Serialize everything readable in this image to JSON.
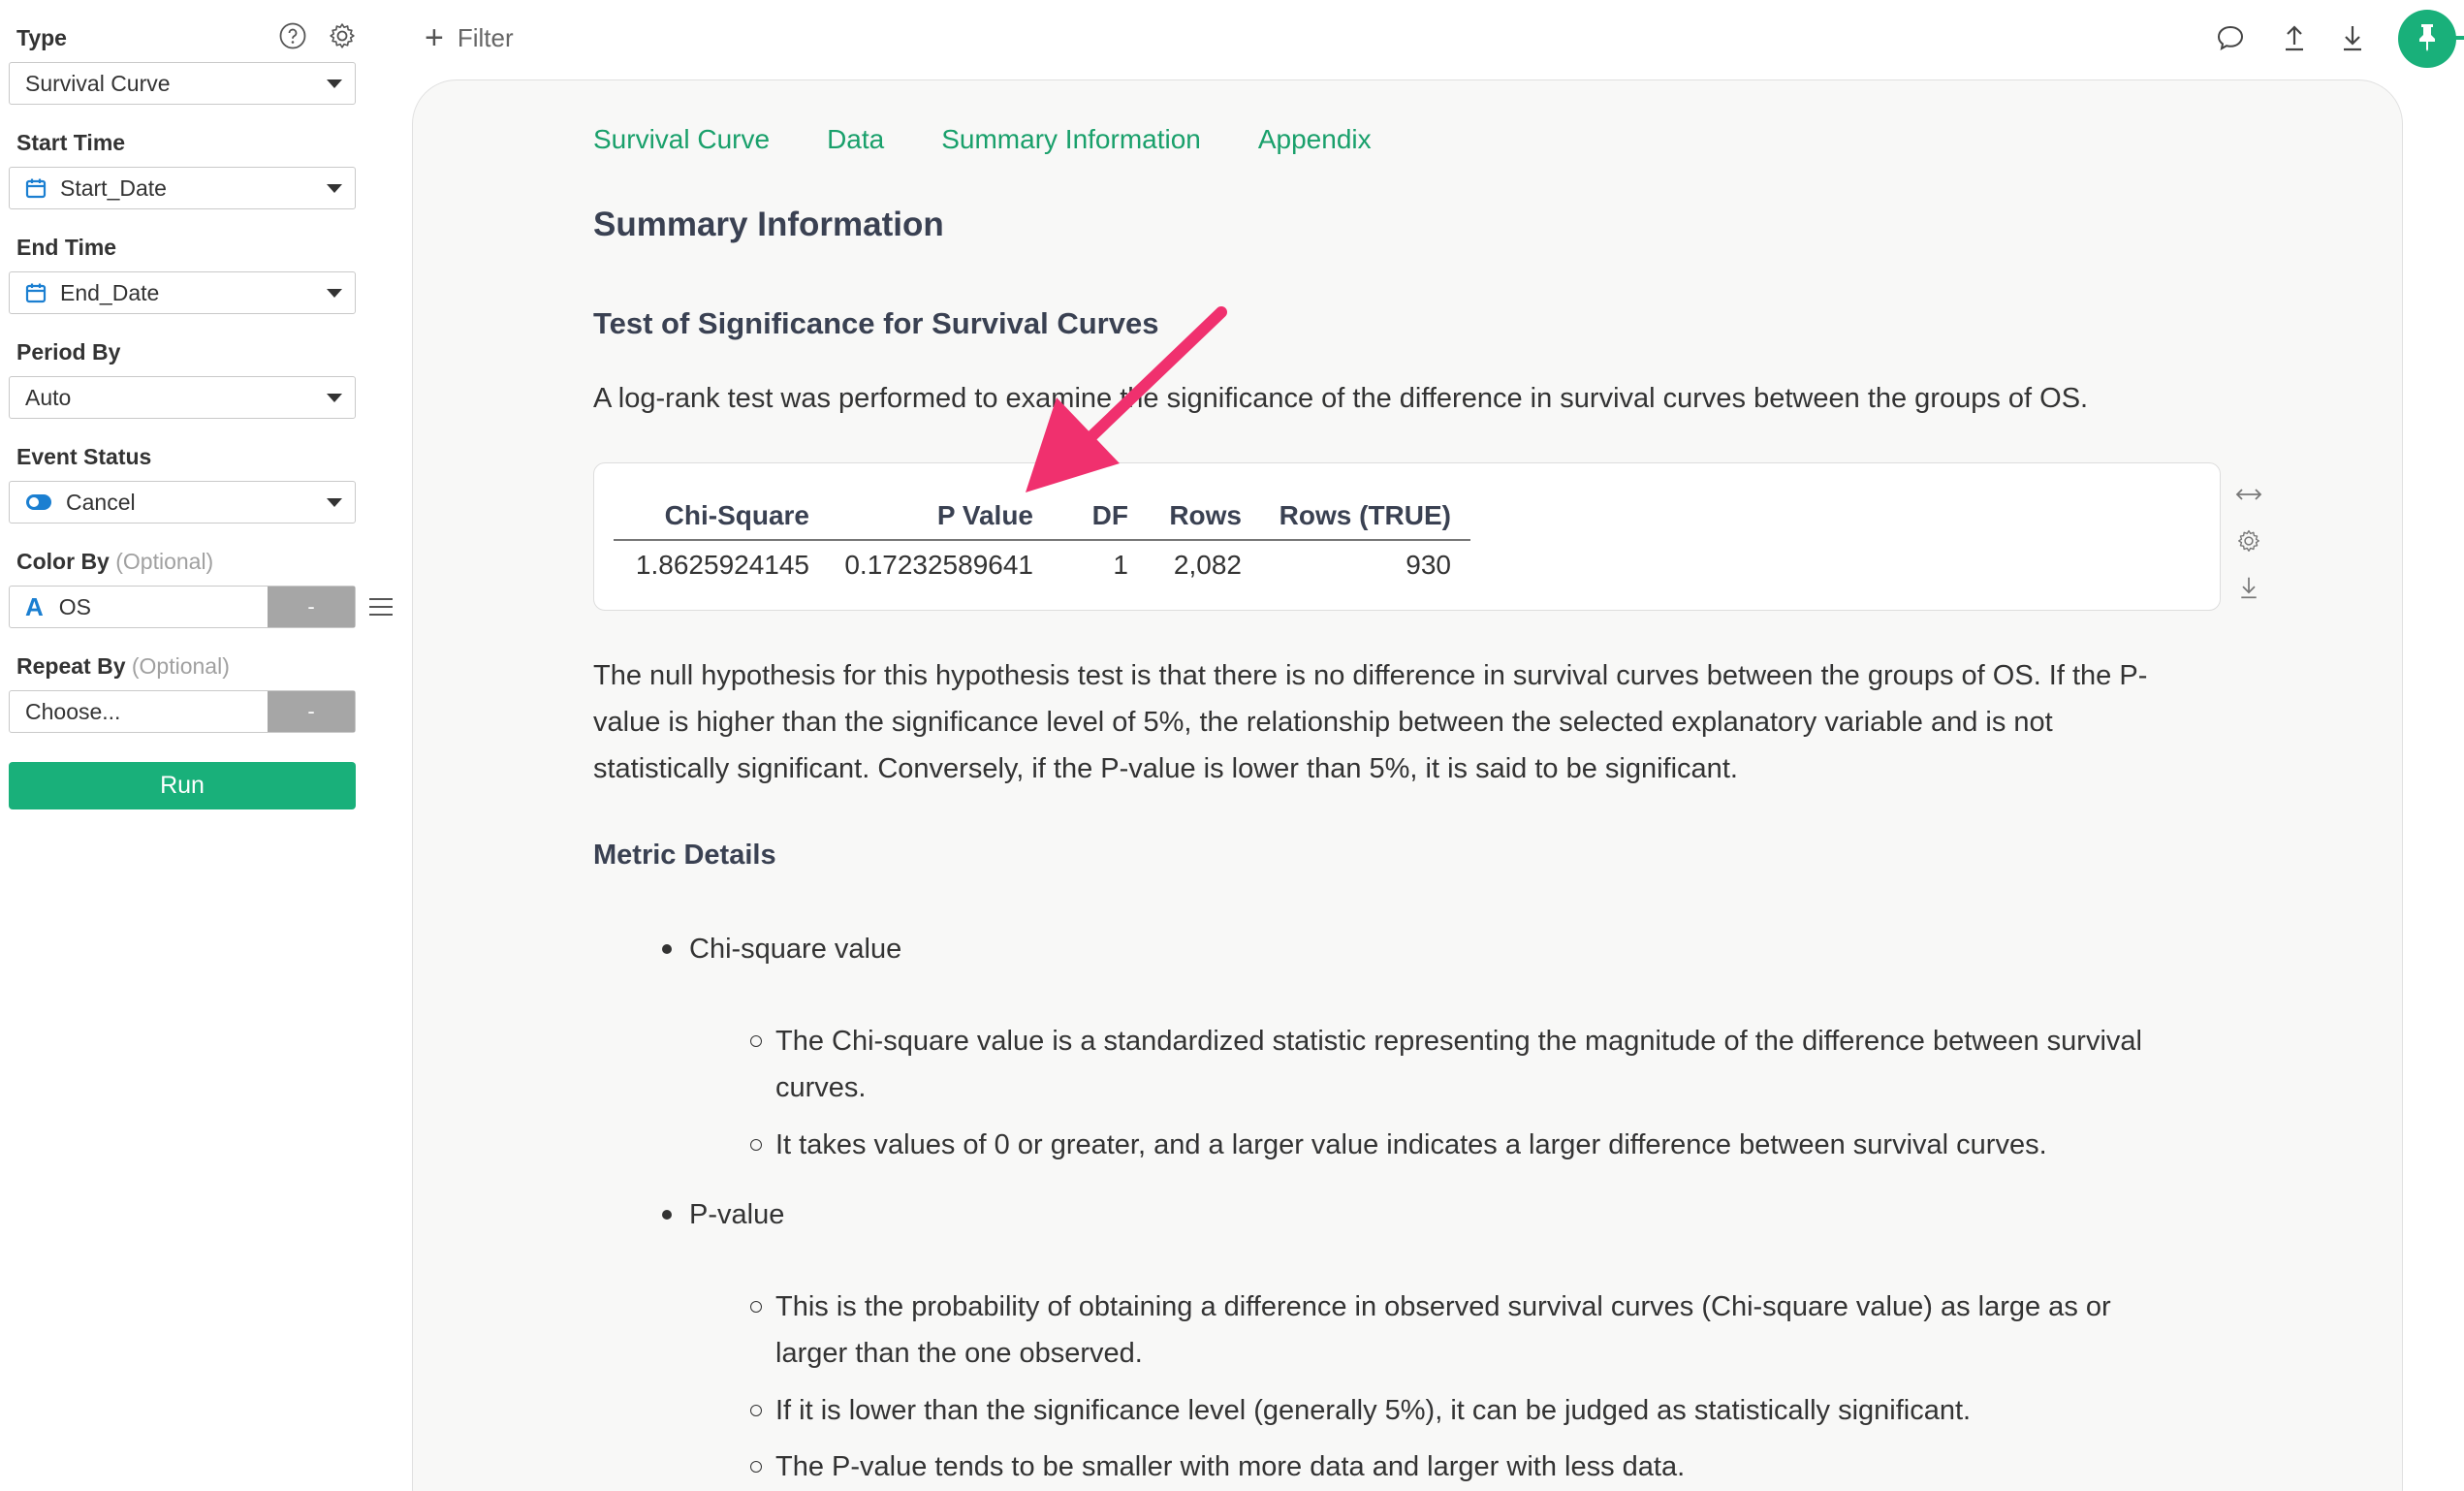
{
  "sidebar": {
    "type_label": "Type",
    "type_value": "Survival Curve",
    "start_time_label": "Start Time",
    "start_time_value": "Start_Date",
    "end_time_label": "End Time",
    "end_time_value": "End_Date",
    "period_by_label": "Period By",
    "period_by_value": "Auto",
    "event_status_label": "Event Status",
    "event_status_value": "Cancel",
    "color_by_label": "Color By",
    "color_by_optional": "(Optional)",
    "color_by_value": "OS",
    "color_by_type_glyph": "A",
    "repeat_by_label": "Repeat By",
    "repeat_by_optional": "(Optional)",
    "repeat_by_placeholder": "Choose...",
    "dash": "-",
    "run_label": "Run"
  },
  "topbar": {
    "filter_label": "Filter",
    "icons": [
      "comment-icon",
      "upload-icon",
      "download-icon",
      "pin-icon"
    ]
  },
  "tabs": [
    "Survival Curve",
    "Data",
    "Summary Information",
    "Appendix"
  ],
  "content": {
    "title": "Summary Information",
    "section_title": "Test of Significance for Survival Curves",
    "intro": "A log-rank test was performed to examine the significance of the difference in survival curves between the groups of OS.",
    "table": {
      "headers": [
        "Chi-Square",
        "P Value",
        "DF",
        "Rows",
        "Rows (TRUE)"
      ],
      "row": [
        "1.8625924145",
        "0.17232589641",
        "1",
        "2,082",
        "930"
      ]
    },
    "null_hypothesis_lines": [
      "The null hypothesis for this hypothesis test is that there is no difference in survival curves between the groups of OS. If the P-",
      "value is higher than the significance level of 5%, the relationship between the selected explanatory variable and  is not",
      "statistically significant. Conversely, if the P-value is lower than 5%, it is said to be significant."
    ],
    "metric_title": "Metric Details",
    "chi_title": "Chi-square value",
    "chi_items": [
      [
        "The Chi-square value is a standardized statistic representing the magnitude of the difference between survival",
        "curves."
      ],
      [
        "It takes values of 0 or greater, and a larger value indicates a larger difference between survival curves."
      ]
    ],
    "p_title": "P-value",
    "p_items": [
      [
        "This is the probability of obtaining a difference in observed survival curves (Chi-square value) as large as or",
        "larger than the one observed."
      ],
      [
        "If it is lower than the significance level (generally 5%), it can be judged as statistically significant."
      ],
      [
        "The P-value tends to be smaller with more data and larger with less data."
      ]
    ]
  },
  "colors": {
    "accent": "#19b07a",
    "tab_text": "#19a06b",
    "annotation_arrow": "#f0306e",
    "heading": "#3a4152"
  }
}
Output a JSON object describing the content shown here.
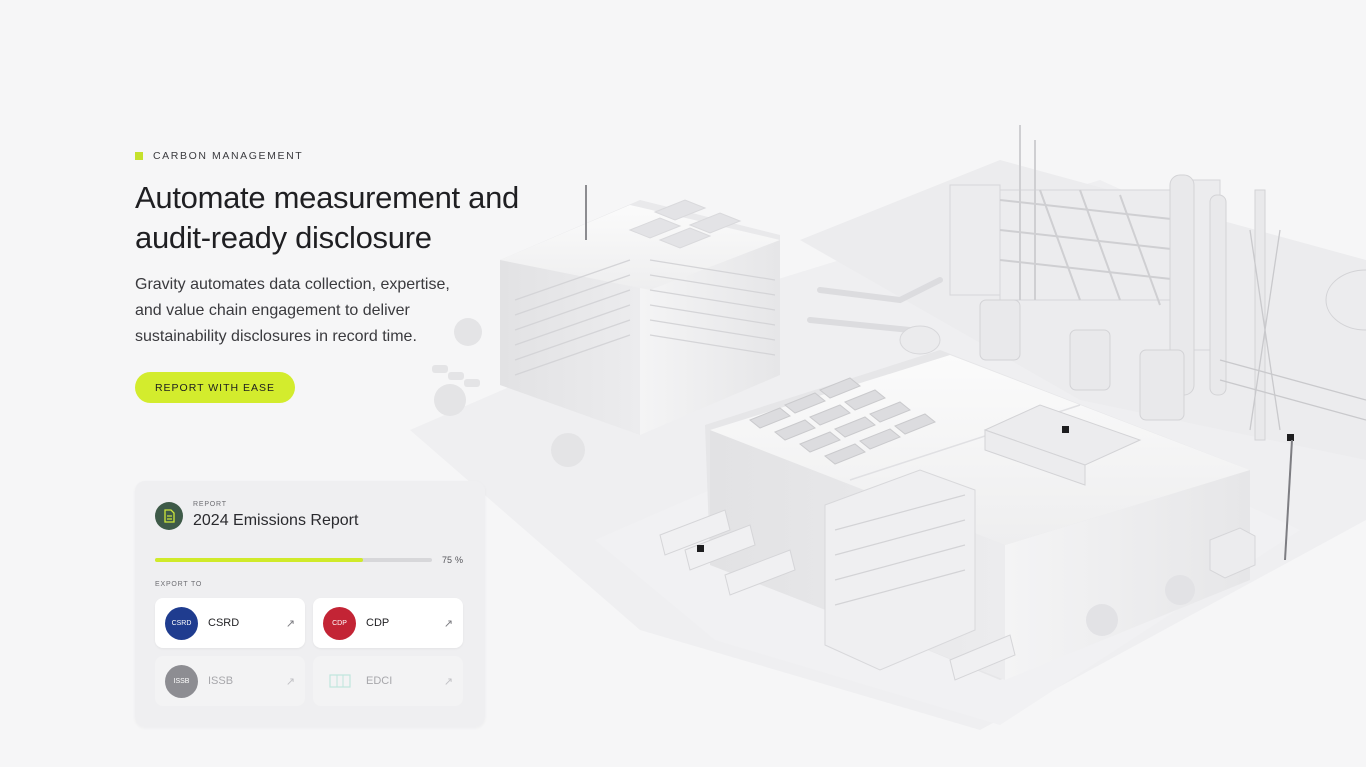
{
  "hero": {
    "eyebrow": "CARBON MANAGEMENT",
    "title_line1": "Automate measurement and",
    "title_line2": "audit-ready disclosure",
    "body_line1": "Gravity automates data collection, expertise,",
    "body_line2": "and value chain engagement to deliver",
    "body_line3": "sustainability disclosures in record time.",
    "cta_label": "REPORT WITH EASE"
  },
  "report_card": {
    "label": "REPORT",
    "title": "2024 Emissions Report",
    "progress_value": 75,
    "progress_text": "75",
    "progress_unit": "%",
    "export_label": "EXPORT TO",
    "targets": [
      {
        "name": "CSRD",
        "logo_text": "CSRD",
        "logo_color": "#1f3c8f",
        "arrow": "↗",
        "active": true
      },
      {
        "name": "CDP",
        "logo_text": "CDP",
        "logo_color": "#c32435",
        "arrow": "↗",
        "active": true
      },
      {
        "name": "ISSB",
        "logo_text": "ISSB",
        "logo_color": "#8d8d92",
        "arrow": "↗",
        "active": false
      },
      {
        "name": "EDCI",
        "logo_text": "",
        "logo_color": "#bfe6dd",
        "arrow": "↗",
        "active": false
      }
    ]
  },
  "colors": {
    "accent": "#d3ec2d",
    "doc_icon_bg": "#3e5a48",
    "background": "#f6f6f7"
  },
  "illustration": {
    "icon": "industrial-campus-illustration"
  }
}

| Aim of the exercise |
Print every entry above again without changing a word, and omit the pictures.

| Full output |
Serialize everything readable in this image to JSON.
{
  "sidebar": {
    "type_label": "Type",
    "type_value": "Survival Curve",
    "start_time_label": "Start Time",
    "start_time_value": "Start_Date",
    "end_time_label": "End Time",
    "end_time_value": "End_Date",
    "period_by_label": "Period By",
    "period_by_value": "Auto",
    "event_status_label": "Event Status",
    "event_status_value": "Cancel",
    "color_by_label": "Color By",
    "color_by_optional": "(Optional)",
    "color_by_value": "OS",
    "color_by_type_glyph": "A",
    "repeat_by_label": "Repeat By",
    "repeat_by_optional": "(Optional)",
    "repeat_by_placeholder": "Choose...",
    "dash": "-",
    "run_label": "Run"
  },
  "topbar": {
    "filter_label": "Filter",
    "icons": [
      "comment-icon",
      "upload-icon",
      "download-icon",
      "pin-icon"
    ]
  },
  "tabs": [
    "Survival Curve",
    "Data",
    "Summary Information",
    "Appendix"
  ],
  "content": {
    "title": "Summary Information",
    "section_title": "Test of Significance for Survival Curves",
    "intro": "A log-rank test was performed to examine the significance of the difference in survival curves between the groups of OS.",
    "table": {
      "headers": [
        "Chi-Square",
        "P Value",
        "DF",
        "Rows",
        "Rows (TRUE)"
      ],
      "row": [
        "1.8625924145",
        "0.17232589641",
        "1",
        "2,082",
        "930"
      ]
    },
    "null_hypothesis_lines": [
      "The null hypothesis for this hypothesis test is that there is no difference in survival curves between the groups of OS. If the P-",
      "value is higher than the significance level of 5%, the relationship between the selected explanatory variable and  is not",
      "statistically significant. Conversely, if the P-value is lower than 5%, it is said to be significant."
    ],
    "metric_title": "Metric Details",
    "chi_title": "Chi-square value",
    "chi_items": [
      [
        "The Chi-square value is a standardized statistic representing the magnitude of the difference between survival",
        "curves."
      ],
      [
        "It takes values of 0 or greater, and a larger value indicates a larger difference between survival curves."
      ]
    ],
    "p_title": "P-value",
    "p_items": [
      [
        "This is the probability of obtaining a difference in observed survival curves (Chi-square value) as large as or",
        "larger than the one observed."
      ],
      [
        "If it is lower than the significance level (generally 5%), it can be judged as statistically significant."
      ],
      [
        "The P-value tends to be smaller with more data and larger with less data."
      ]
    ]
  },
  "colors": {
    "accent": "#19b07a",
    "tab_text": "#19a06b",
    "annotation_arrow": "#f0306e",
    "heading": "#3a4152"
  }
}
Output a JSON object describing the content shown here.
{
  "hero": {
    "eyebrow": "CARBON MANAGEMENT",
    "title_line1": "Automate measurement and",
    "title_line2": "audit-ready disclosure",
    "body_line1": "Gravity automates data collection, expertise,",
    "body_line2": "and value chain engagement to deliver",
    "body_line3": "sustainability disclosures in record time.",
    "cta_label": "REPORT WITH EASE"
  },
  "report_card": {
    "label": "REPORT",
    "title": "2024 Emissions Report",
    "progress_value": 75,
    "progress_text": "75",
    "progress_unit": "%",
    "export_label": "EXPORT TO",
    "targets": [
      {
        "name": "CSRD",
        "logo_text": "CSRD",
        "logo_color": "#1f3c8f",
        "arrow": "↗",
        "active": true
      },
      {
        "name": "CDP",
        "logo_text": "CDP",
        "logo_color": "#c32435",
        "arrow": "↗",
        "active": true
      },
      {
        "name": "ISSB",
        "logo_text": "ISSB",
        "logo_color": "#8d8d92",
        "arrow": "↗",
        "active": false
      },
      {
        "name": "EDCI",
        "logo_text": "",
        "logo_color": "#bfe6dd",
        "arrow": "↗",
        "active": false
      }
    ]
  },
  "colors": {
    "accent": "#d3ec2d",
    "doc_icon_bg": "#3e5a48",
    "background": "#f6f6f7"
  },
  "illustration": {
    "icon": "industrial-campus-illustration"
  }
}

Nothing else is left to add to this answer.